━━ Text
We stand with J K Rowling

It has been difficult to persuade some people, including the Labour Party leadership, to listen to concerns about women’s sex-based issues. The nearly 5,000 signatories of the Labour Women’s Declaration, the women’s pledge signatories of other political parties, and people in many other group and individual contexts, have been patiently working to explain why biological sex matters, and to ensure that women are able to speak about our experiences as a sex, not a ‘gender identity’. We have been ignored, silenced, blocked on Twitter, abused online and in real life. We have not given up.

Then J K Rowling (pictured left), one of the most famous people in the world, began to make clear her support for what we have been saying, culminating in a post on her website published on 10 June 2020. She, too, has experienced an avalanche of abuse, being accused of hatred and treated to misogynistic slurs for merely wishing to promote the safety and dignity of girls and women.

We applaud J K Rowling for so clearly outlining the importance of retaining the legal definition of sex; for her concern for children, especially girls, who find in the idea of transition a way out of discomfort with their bodies or their failure to conform to stereotypes (illusory as that ‘solution’ is); her recognition of the potential impact of transgender ideology on women prisoners and on those who have experienced domestic and sexual abuse; her support for lesbians who are, of course, same-sex not same-‘gender’ attracted (despite attempts by Stonewall and others to redefine homosexuality) ; her recognition of the need to consider sex in many medical conditions. Above all, she champions the right of women to speak about our own material experience as a sex.
━━━━
━━ Entries provided
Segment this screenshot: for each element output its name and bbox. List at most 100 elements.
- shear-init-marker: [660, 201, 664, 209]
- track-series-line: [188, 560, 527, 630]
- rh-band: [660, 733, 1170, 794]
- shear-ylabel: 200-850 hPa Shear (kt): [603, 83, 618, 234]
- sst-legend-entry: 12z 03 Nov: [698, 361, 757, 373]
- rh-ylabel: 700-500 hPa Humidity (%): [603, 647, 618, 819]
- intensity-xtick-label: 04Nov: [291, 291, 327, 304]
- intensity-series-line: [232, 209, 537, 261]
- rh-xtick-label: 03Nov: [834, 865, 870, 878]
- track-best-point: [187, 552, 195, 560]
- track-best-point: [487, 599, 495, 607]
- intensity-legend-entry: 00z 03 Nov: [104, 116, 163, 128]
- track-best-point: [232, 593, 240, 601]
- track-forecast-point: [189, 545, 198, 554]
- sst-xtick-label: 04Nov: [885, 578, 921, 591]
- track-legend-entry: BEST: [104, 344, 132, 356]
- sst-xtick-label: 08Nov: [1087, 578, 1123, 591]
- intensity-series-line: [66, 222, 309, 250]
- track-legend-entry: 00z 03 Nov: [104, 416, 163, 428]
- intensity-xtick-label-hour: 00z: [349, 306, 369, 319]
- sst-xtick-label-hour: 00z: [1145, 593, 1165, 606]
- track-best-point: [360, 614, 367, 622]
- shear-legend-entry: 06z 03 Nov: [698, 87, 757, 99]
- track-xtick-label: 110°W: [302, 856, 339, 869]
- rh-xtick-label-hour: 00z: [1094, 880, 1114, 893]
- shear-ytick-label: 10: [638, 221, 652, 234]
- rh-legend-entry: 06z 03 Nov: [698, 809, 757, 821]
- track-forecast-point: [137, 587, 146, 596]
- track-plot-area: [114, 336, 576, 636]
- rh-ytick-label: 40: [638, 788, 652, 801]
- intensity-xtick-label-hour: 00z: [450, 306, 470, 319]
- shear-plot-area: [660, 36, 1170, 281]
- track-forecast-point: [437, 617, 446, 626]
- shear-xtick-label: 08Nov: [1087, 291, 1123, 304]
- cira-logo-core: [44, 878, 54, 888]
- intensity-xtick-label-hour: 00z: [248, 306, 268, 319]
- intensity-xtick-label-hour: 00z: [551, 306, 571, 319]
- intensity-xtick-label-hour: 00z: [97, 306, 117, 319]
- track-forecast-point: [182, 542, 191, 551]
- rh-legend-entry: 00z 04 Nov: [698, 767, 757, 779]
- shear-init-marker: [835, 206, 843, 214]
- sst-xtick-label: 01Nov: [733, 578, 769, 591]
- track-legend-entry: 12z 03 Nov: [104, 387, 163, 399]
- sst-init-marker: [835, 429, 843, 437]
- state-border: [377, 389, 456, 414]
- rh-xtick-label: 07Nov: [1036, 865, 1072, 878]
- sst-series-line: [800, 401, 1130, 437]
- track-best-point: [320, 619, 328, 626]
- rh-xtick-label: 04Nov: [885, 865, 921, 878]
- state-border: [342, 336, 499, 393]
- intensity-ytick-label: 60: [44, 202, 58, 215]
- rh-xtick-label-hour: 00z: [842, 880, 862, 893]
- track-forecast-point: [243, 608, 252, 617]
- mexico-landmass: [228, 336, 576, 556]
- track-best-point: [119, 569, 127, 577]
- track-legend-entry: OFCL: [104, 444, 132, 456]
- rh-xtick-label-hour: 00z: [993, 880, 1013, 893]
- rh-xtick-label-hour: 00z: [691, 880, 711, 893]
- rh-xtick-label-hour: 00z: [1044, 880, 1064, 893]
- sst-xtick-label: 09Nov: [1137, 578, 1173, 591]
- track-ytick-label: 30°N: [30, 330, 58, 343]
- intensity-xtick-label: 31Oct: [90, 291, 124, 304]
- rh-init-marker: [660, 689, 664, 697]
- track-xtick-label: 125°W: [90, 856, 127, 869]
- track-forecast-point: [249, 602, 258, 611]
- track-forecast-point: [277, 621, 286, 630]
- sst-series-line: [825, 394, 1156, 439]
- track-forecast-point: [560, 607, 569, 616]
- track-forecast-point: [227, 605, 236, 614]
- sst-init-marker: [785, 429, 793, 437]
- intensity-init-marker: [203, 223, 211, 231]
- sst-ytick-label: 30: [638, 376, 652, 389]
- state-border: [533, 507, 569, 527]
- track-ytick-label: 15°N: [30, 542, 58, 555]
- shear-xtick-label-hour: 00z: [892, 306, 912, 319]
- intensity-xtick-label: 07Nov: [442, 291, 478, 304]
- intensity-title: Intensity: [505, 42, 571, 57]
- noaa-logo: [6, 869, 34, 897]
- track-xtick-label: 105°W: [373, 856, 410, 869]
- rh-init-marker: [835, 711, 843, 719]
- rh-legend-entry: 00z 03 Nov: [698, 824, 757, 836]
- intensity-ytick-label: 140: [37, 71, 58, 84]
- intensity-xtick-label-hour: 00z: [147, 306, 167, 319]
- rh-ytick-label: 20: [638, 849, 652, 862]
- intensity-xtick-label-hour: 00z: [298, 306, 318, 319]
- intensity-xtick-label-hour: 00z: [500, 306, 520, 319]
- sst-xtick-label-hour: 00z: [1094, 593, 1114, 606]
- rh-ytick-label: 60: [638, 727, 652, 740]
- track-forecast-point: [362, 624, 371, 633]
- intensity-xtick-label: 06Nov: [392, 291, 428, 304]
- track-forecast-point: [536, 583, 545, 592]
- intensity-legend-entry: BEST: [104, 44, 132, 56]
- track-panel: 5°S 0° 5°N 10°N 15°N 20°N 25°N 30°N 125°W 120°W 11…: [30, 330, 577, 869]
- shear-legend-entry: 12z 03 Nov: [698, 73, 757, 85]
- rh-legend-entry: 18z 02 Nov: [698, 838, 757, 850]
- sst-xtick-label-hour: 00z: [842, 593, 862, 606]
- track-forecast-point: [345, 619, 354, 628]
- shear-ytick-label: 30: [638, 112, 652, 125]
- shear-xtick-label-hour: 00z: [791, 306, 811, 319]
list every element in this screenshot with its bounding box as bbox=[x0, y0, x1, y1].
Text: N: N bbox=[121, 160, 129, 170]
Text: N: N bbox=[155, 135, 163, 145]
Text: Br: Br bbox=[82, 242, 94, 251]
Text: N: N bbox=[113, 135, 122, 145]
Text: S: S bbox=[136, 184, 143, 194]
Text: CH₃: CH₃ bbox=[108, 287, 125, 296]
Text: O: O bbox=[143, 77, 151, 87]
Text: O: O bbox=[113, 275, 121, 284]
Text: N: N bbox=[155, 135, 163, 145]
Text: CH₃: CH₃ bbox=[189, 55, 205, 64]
━━━━
Assignment 1 — In the text above supporting J K Rowling, give again everything from "We stand with" down to "not given up.".
Assignment 2 — Translate this sentence from the text about J K Rowling into Spanish: "We have been ignored, silenced, blocked on Twitter, abused online and in real life."
Assignment 3 — Carry the statement in support of J K Rowling forward from its last sentence with the next part.

Written reply 1 —
We stand with J K Rowling

It has been difficult to persuade some people, including the Labour Party leadership, to listen to concerns about women’s sex-based issues. The nearly 5,000 signatories of the Labour Women’s Declaration, the women’s pledge signatories of other political parties, and people in many other group and individual contexts, have been patiently working to explain why biological sex matters, and to ensure that women are able to speak about our experiences as a sex, not a ‘gender identity’. We have been ignored, silenced, blocked on Twitter, abused online and in real life. We have not given up.

Written reply 2 — Nos han ignorado, silenciado, bloqueado en Twitter e insultado en internet y en la vida real.

Written reply 3 —
In her piece, Rowling mentions the changes being wrought to the definition of ‘woman’ in Scottish legislation. Essentially, the Scottish Government has recently published statutory guidance on the Gender Representation on Public Boards (Scotland) Act 2018. The guidance outlines various ways in which someone can be a woman for the purposes of the Act, including always using female pronouns, or using female names on documents such as utility bills; but then states that no-one can ask for the evidence that the individual fulfils the requirements. Hence, anyone who ‘identifies’ as a woman is now eligible to count towards the intention that women should represent half the members of public boards by the end of 2022. This is despite the vast majority of responses to the Government’s consultation objecting to the proposed re-definition of ‘woman’. It is unsurprising that J K Rowling, along with many of the rest of us, is alarmed by such legal changes.

It is horrifying that so many people in the public eye, both men and women, have responded to her article with abusive messages, with demands that she retract, with extraordinary claims that she has somehow ruined their childhoods, with accusations of her being ill-informed. We are saddened that some of those making such comments are strongly identified with the Labour Party, and are echoing the deeply concerning demands of some Labour members that those supporting organisations that promote women’s interests should be expelled from the Party.

We stand with J K Rowling and hope that Keir Starmer, to whom we have written twice requesting an opportunity to brief him without response, Marsha de Cordova (Shadow Women and Equalities, from whom we have also had no response to our request for a meeting) and others in the shadow cabinet will now recognise that we represent a view that needs to be heard and understood. In the light of all the publicity, across all media, that has ensued from the publication of Rowling’s article, Labour can scarcely dismiss our views as those of some annoying fringe.

We look forward to more signatories on our Declaration and to an invitation from the Labour leadership to discuss the issues we and J K Rowling have laid out.

Thank you, J K Rowling, for ensuring that these key issues cannot be ignored.